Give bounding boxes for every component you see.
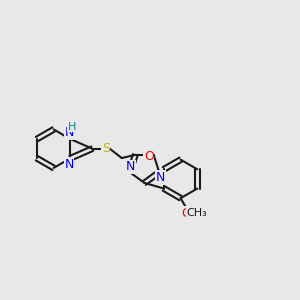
Text: N: N xyxy=(126,160,135,173)
Text: S: S xyxy=(102,142,110,155)
Text: O: O xyxy=(182,207,191,220)
Text: H: H xyxy=(68,122,76,132)
Text: O: O xyxy=(144,150,154,163)
Text: N: N xyxy=(156,171,165,184)
Text: N: N xyxy=(64,126,74,140)
Text: N: N xyxy=(64,158,74,171)
Text: CH₃: CH₃ xyxy=(187,208,208,218)
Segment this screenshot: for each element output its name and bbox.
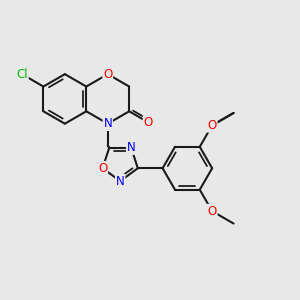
Text: O: O bbox=[98, 162, 107, 175]
Text: O: O bbox=[103, 68, 112, 81]
Text: O: O bbox=[208, 205, 217, 218]
Text: N: N bbox=[116, 175, 124, 188]
Text: N: N bbox=[103, 117, 112, 130]
Text: N: N bbox=[127, 141, 136, 154]
Text: O: O bbox=[208, 119, 217, 132]
Text: O: O bbox=[143, 116, 153, 129]
Text: Cl: Cl bbox=[16, 68, 28, 81]
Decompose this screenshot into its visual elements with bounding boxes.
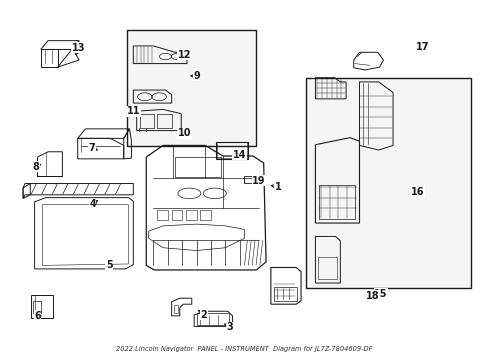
Text: 15: 15 (373, 289, 387, 298)
Text: 10: 10 (178, 129, 191, 139)
Text: 2022 Lincoln Navigator  PANEL - INSTRUMENT  Diagram for JL7Z-7804609-DF: 2022 Lincoln Navigator PANEL - INSTRUMEN… (116, 346, 372, 352)
Text: 4: 4 (89, 199, 96, 209)
Text: 1: 1 (274, 182, 281, 192)
Bar (196, 313, 229, 325)
Bar (274, 287, 297, 301)
Bar (33, 301, 41, 313)
Text: 8: 8 (33, 162, 40, 172)
Bar (140, 114, 154, 128)
Bar (171, 210, 182, 220)
Text: 7: 7 (88, 143, 95, 153)
Bar (173, 305, 178, 313)
Bar (200, 210, 210, 220)
Text: 11: 11 (126, 106, 140, 116)
Text: 6: 6 (34, 311, 41, 321)
Text: 14: 14 (232, 150, 246, 159)
Bar (243, 176, 254, 183)
Bar (305, 78, 470, 288)
Bar (157, 210, 167, 220)
Text: 12: 12 (178, 50, 191, 60)
Text: 18: 18 (366, 291, 379, 301)
Bar (31, 295, 53, 318)
Bar (185, 210, 196, 220)
Text: 2: 2 (200, 310, 207, 320)
Text: 9: 9 (193, 71, 200, 81)
Text: 13: 13 (71, 43, 85, 53)
Bar (318, 257, 336, 279)
Text: 19: 19 (252, 176, 265, 186)
Bar (175, 157, 220, 177)
Text: 3: 3 (226, 323, 233, 333)
Text: 16: 16 (410, 187, 424, 197)
Bar (215, 142, 248, 159)
Bar (318, 185, 354, 219)
Bar (127, 30, 256, 147)
Text: 17: 17 (415, 42, 428, 51)
Bar (157, 114, 171, 128)
Text: 5: 5 (106, 260, 113, 270)
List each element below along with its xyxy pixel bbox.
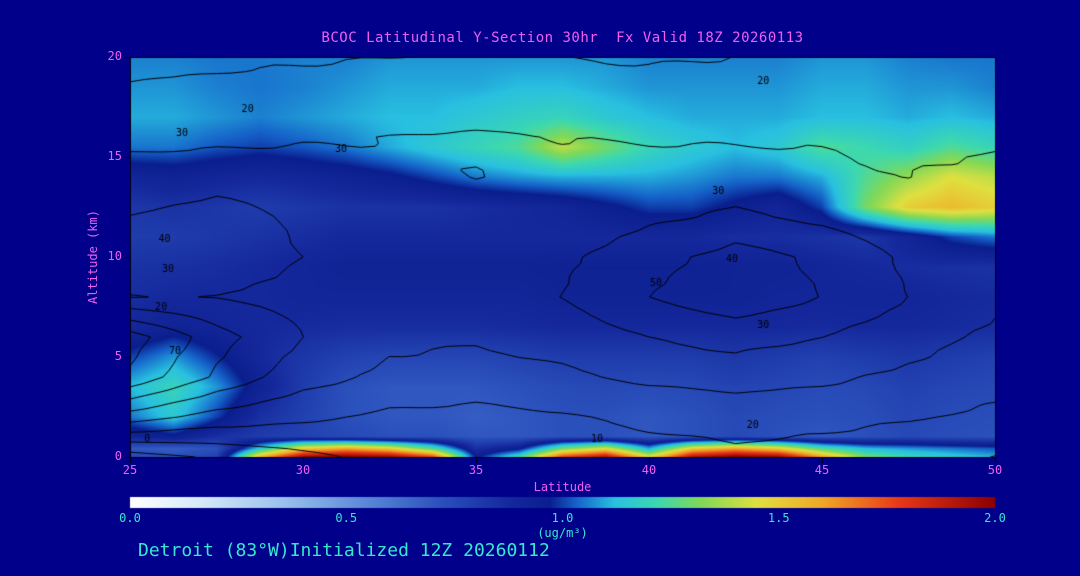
x-tick-label: 40	[641, 463, 657, 477]
footer-text: Detroit (83°W)Initialized 12Z 20260112	[138, 540, 550, 561]
y-tick-label: 5	[114, 349, 122, 363]
x-tick-label: 30	[295, 463, 311, 477]
colorbar-tick-label: 0.0	[119, 511, 141, 525]
y-tick-label: 0	[114, 449, 122, 463]
y-tick-label: 15	[107, 149, 122, 163]
x-tick-label: 45	[814, 463, 830, 477]
colorbar-unit-label: (ug/m³)	[537, 526, 588, 540]
colorbar-tick-label: 1.0	[551, 511, 574, 525]
y-tick-label: 20	[107, 49, 122, 63]
y-tick-label: 10	[107, 249, 122, 263]
colorbar-tick-label: 2.0	[984, 511, 1006, 525]
y-axis-title: Altitude (km)	[86, 210, 100, 304]
x-axis-title: Latitude	[533, 480, 592, 494]
x-tick-label: 50	[987, 463, 1003, 477]
colorbar-tick-label: 0.5	[335, 511, 358, 525]
plot-title: BCOC Latitudinal Y-Section 30hr Fx Valid…	[321, 30, 804, 46]
x-tick-label: 35	[468, 463, 484, 477]
x-tick-label: 25	[122, 463, 138, 477]
colorbar-tick-label: 1.5	[767, 511, 790, 525]
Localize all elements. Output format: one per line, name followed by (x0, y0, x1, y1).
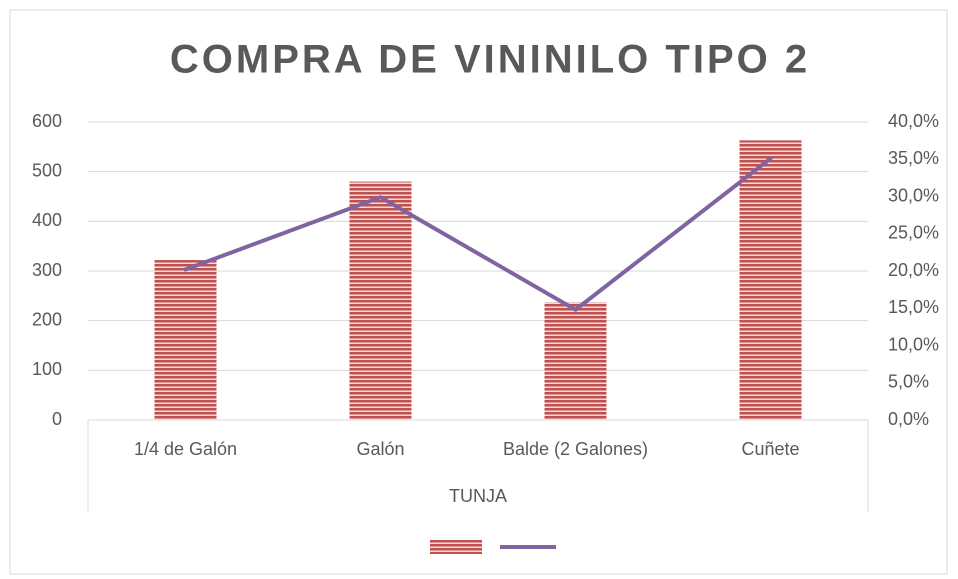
chart-title: COMPRA DE VININILO TIPO 2 (170, 38, 810, 82)
y-tick-label: 600 (32, 111, 62, 131)
y2-tick-label: 5,0% (888, 372, 929, 392)
y2-tick-label: 25,0% (888, 223, 939, 243)
bar (544, 302, 607, 420)
bar (154, 260, 217, 420)
bar (739, 140, 802, 421)
y2-tick-label: 35,0% (888, 148, 939, 168)
y2-tick-label: 10,0% (888, 334, 939, 354)
x-axis-label: TUNJA (449, 486, 507, 506)
y2-tick-label: 0,0% (888, 409, 929, 429)
y2-tick-label: 30,0% (888, 185, 939, 205)
legend-swatch (430, 540, 482, 554)
y-tick-label: 500 (32, 160, 62, 180)
x-tick-label: Galón (356, 439, 404, 459)
x-tick-label: Balde (2 Galones) (503, 439, 648, 459)
y2-tick-label: 15,0% (888, 297, 939, 317)
x-tick-label: Cuñete (741, 439, 799, 459)
y-tick-label: 400 (32, 210, 62, 230)
bar (349, 181, 412, 420)
y-tick-label: 0 (52, 409, 62, 429)
y-tick-label: 100 (32, 359, 62, 379)
y-tick-label: 200 (32, 309, 62, 329)
y2-tick-label: 40,0% (888, 111, 939, 131)
line (183, 156, 773, 312)
y-tick-label: 300 (32, 260, 62, 280)
x-tick-label: 1/4 de Galón (134, 439, 237, 459)
y2-tick-label: 20,0% (888, 260, 939, 280)
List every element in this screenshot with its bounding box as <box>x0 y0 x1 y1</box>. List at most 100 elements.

■ Problem description: Put every line of the entries above into a Markdown table with the columns Row and Line, numbering the rows in order. Skip blank lines, and leave the pictures out.

■ Exercise answer:
| Row | Line |
|---|---|
| 1 | Give bounding boxes for every component you see. |
| 2 | Text: N: N xyxy=(126,160,135,173) |
| 3 | Text: S: S xyxy=(102,142,110,155) |
| 4 | Text: O: O xyxy=(182,207,191,220) |
| 5 | Text: H: H xyxy=(68,122,76,132) |
| 6 | Text: O: O xyxy=(144,150,154,163) |
| 7 | Text: N: N xyxy=(156,171,165,184) |
| 8 | Text: N: N xyxy=(64,126,74,140) |
| 9 | Text: N: N xyxy=(64,158,74,171) |
| 10 | Text: CH₃: CH₃ xyxy=(187,208,208,218) |
| 11 | Segment this screenshot: for each element output its name and bbox. |
| 12 | Text: O: O bbox=[98, 162, 107, 175] |
| 13 | Text: O: O bbox=[103, 68, 112, 81] |
| 14 | Text: O: O bbox=[208, 205, 217, 218] |
| 15 | Text: N: N bbox=[116, 175, 124, 188] |
| 16 | Text: N: N bbox=[103, 117, 112, 130] |
| 17 | Text: N: N bbox=[127, 141, 136, 154] |
| 18 | Text: O: O bbox=[208, 119, 217, 132] |
| 19 | Text: O: O bbox=[143, 116, 153, 129] |
| 20 | Text: Cl: Cl bbox=[16, 68, 28, 81] |
| 21 | Decompose this screenshot into its visual elements with bounding boxes. |
| 22 | Text: 15: 15 (373, 289, 387, 298) |
| 23 | Text: 10: 10 (178, 129, 191, 139) |
| 24 | Text: 2022 Lincoln Navigator  PANEL - INSTRUMENT  Diagram for JL7Z-7804609-DF: 2022 Lincoln Navigator PANEL - INSTRUMEN… (116, 346, 372, 352) |
| 25 | Text: 4: 4 (89, 199, 96, 209) |
| 26 | Text: 1: 1 (274, 182, 281, 192) |
| 27 | Bar (196, 313, 229, 325) |
| 28 | Bar (274, 287, 297, 301) |
| 29 | Bar (33, 301, 41, 313) |
| 30 | Text: 8: 8 (33, 162, 40, 172) |
| 31 | Bar (140, 114, 154, 128) |
| 32 | Bar (171, 210, 182, 220) |
| 33 | Text: 7: 7 (88, 143, 95, 153) |
| 34 | Bar (173, 305, 178, 313) |
| 35 | Bar (200, 210, 210, 220) |
| 36 | Text: 11: 11 (126, 106, 140, 116) |
| 37 | Text: 6: 6 (34, 311, 41, 321) |
| 38 | Text: 14: 14 (232, 150, 246, 159) |
| 39 | Bar (243, 176, 254, 183) |
| 40 | Bar (305, 78, 470, 288) |
| 41 | Bar (157, 210, 167, 220) |
| 42 | Text: 12: 12 (178, 50, 191, 60) |
| 43 | Text: 18: 18 (366, 291, 379, 301) |
| 44 | Bar (31, 295, 53, 318) |
| 45 | Bar (185, 210, 196, 220) |
| 46 | Text: 2: 2 (200, 310, 207, 320) |
| 47 | Text: 9: 9 (193, 71, 200, 81) |
| 48 | Text: 13: 13 (71, 43, 85, 53) |
| 49 | Bar (318, 257, 336, 279) |
| 50 | Text: 19: 19 (252, 176, 265, 186) |
| 51 | Bar (175, 157, 220, 177) |
| 52 | Text: 3: 3 (226, 323, 233, 333) |
| 53 | Text: 16: 16 (410, 187, 424, 197) |
| 54 | Bar (215, 142, 248, 159) |
| 55 | Bar (318, 185, 354, 219) |
| 56 | Bar (127, 30, 256, 147) |
| 57 | Text: 17: 17 (415, 42, 428, 51) |
| 58 | Bar (157, 114, 171, 128) |
| 59 | Text: 5: 5 (106, 260, 113, 270) |
| 60 | List each element below along with its xyxy pixel bbox. |
| 61 | x-tick-label: 40	[641, 463, 657, 477] |
| 62 | footer-text: Detroit (83°W)Initialized 12Z 20260112	[138, 540, 550, 561] |
| 63 | y-tick-label: 5	[114, 349, 122, 363] |
| 64 | x-tick-label: 30	[295, 463, 311, 477] |
| 65 | colorbar-tick-label: 0.0	[119, 511, 141, 525] |
| 66 | y-tick-label: 0	[114, 449, 122, 463] |
| 67 | y-tick-label: 15	[107, 149, 122, 163] |
| 68 | x-tick-label: 45	[814, 463, 830, 477] |
| 69 | colorbar-unit-label: (ug/m³)	[537, 526, 588, 540] |
| 70 | colorbar-tick-label: 1.0	[551, 511, 574, 525] |
| 71 | y-tick-label: 20	[107, 49, 122, 63] |
| 72 | y-tick-label: 10	[107, 249, 122, 263] |
| 73 | colorbar-tick-label: 2.0	[984, 511, 1006, 525] |
| 74 | y-axis-title: Altitude (km)	[86, 210, 100, 304] |
| 75 | x-axis-title: Latitude	[533, 480, 592, 494] |
| 76 | x-tick-label: 50	[987, 463, 1003, 477] |
| 77 | colorbar-tick-label: 0.5	[335, 511, 358, 525] |
| 78 | plot-title: BCOC Latitudinal Y-Section 30hr Fx Valid…	[321, 30, 804, 46] |
| 79 | x-tick-label: 35	[468, 463, 484, 477] |
| 80 | x-tick-label: 25	[122, 463, 138, 477] |
| 81 | colorbar-tick-label: 1.5	[767, 511, 790, 525] |
| 82 | Localize all elements. Output format: one per line, name followed by (x0, y0, x1, y1). |
| 83 | chart-title: COMPRA DE VININILO TIPO 2 (170, 38, 810, 82) |
| 84 | y-tick-label: 600 (32, 111, 62, 131) |
| 85 | y2-tick-label: 5,0% (888, 372, 929, 392) |
| 86 | y2-tick-label: 25,0% (888, 223, 939, 243) |
| 87 | bar (544, 302, 607, 420) |
| 88 | bar (154, 260, 217, 420) |
| 89 | bar (739, 140, 802, 421) |
| 90 | y2-tick-label: 35,0% (888, 148, 939, 168) |
| 91 | y2-tick-label: 10,0% (888, 334, 939, 354) |
| 92 | x-axis-label: TUNJA (449, 486, 507, 506) |
| 93 | y2-tick-label: 0,0% (888, 409, 929, 429) |
| 94 | y2-tick-label: 30,0% (888, 185, 939, 205) |
| 95 | legend-swatch (430, 540, 482, 554) |
| 96 | y-tick-label: 500 (32, 160, 62, 180) |
| 97 | x-tick-label: Galón (356, 439, 404, 459) |
| 98 | x-tick-label: Balde (2 Galones) (503, 439, 648, 459) |
| 99 | y2-tick-label: 15,0% (888, 297, 939, 317) |
| 100 | x-tick-label: Cuñete (741, 439, 799, 459) |
| 101 | y-tick-label: 400 (32, 210, 62, 230) |
| 102 | bar (349, 181, 412, 420) |
| 103 | y-tick-label: 0 (52, 409, 62, 429) |
| 104 | y-tick-label: 100 (32, 359, 62, 379) |
| 105 | y-tick-label: 200 (32, 309, 62, 329) |
| 106 | y2-tick-label: 40,0% (888, 111, 939, 131) |
| 107 | line (183, 156, 773, 312) |
| 108 | y-tick-label: 300 (32, 260, 62, 280) |
| 109 | x-tick-label: 1/4 de Galón (134, 439, 237, 459) |
| 110 | y2-tick-label: 20,0% (888, 260, 939, 280) |
| 111 | List every element in this screenshot with its bounding box as <box>x0 y0 x1 y1</box>. List at most 100 elements. |